TASK OBJECTIVE:
Your task is to copy each line that has the word "distance".

DATA TO PROCESS:
___

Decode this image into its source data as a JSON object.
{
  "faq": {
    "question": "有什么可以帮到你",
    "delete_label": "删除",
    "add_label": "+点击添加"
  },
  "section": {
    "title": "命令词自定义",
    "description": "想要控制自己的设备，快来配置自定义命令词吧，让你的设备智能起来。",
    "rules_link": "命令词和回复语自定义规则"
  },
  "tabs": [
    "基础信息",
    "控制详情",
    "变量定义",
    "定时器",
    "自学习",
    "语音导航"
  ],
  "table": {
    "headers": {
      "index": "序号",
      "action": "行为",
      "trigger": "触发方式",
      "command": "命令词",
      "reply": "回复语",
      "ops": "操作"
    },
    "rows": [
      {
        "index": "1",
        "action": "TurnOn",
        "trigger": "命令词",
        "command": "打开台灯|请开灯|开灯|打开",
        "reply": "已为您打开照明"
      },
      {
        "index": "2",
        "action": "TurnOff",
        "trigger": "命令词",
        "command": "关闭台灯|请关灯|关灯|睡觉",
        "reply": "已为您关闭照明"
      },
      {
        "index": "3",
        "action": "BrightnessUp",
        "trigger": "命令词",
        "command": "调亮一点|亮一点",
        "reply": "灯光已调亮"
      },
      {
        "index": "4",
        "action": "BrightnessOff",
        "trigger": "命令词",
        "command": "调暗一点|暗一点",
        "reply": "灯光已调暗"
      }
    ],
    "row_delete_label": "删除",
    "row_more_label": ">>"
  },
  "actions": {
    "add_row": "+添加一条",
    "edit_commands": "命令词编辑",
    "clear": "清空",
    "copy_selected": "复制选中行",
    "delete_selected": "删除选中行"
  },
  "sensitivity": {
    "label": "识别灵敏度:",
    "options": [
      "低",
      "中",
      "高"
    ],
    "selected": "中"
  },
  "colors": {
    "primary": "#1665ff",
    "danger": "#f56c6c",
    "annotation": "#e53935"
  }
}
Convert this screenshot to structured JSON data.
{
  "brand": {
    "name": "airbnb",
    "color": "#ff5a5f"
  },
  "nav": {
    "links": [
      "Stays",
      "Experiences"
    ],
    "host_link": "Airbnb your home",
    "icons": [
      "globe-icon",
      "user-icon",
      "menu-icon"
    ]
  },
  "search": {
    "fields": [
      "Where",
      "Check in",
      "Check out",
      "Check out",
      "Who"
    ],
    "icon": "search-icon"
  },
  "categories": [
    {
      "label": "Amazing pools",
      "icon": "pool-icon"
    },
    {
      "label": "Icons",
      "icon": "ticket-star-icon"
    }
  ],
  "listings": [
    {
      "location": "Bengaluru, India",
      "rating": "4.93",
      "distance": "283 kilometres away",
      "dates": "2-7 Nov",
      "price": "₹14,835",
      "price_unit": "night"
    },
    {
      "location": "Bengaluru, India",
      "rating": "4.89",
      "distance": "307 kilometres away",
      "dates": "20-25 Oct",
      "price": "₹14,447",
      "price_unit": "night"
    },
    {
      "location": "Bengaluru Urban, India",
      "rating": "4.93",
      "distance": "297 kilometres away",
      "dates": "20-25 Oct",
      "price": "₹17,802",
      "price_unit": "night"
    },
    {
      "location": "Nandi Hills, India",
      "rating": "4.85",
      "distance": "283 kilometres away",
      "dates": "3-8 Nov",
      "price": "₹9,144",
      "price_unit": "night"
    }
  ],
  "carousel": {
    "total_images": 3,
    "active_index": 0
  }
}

___

WRITTEN REPLY:
      "distance": "283 kilometres away",
      "distance": "307 kilometres away",
      "distance": "297 kilometres away",
      "distance": "283 kilometres away",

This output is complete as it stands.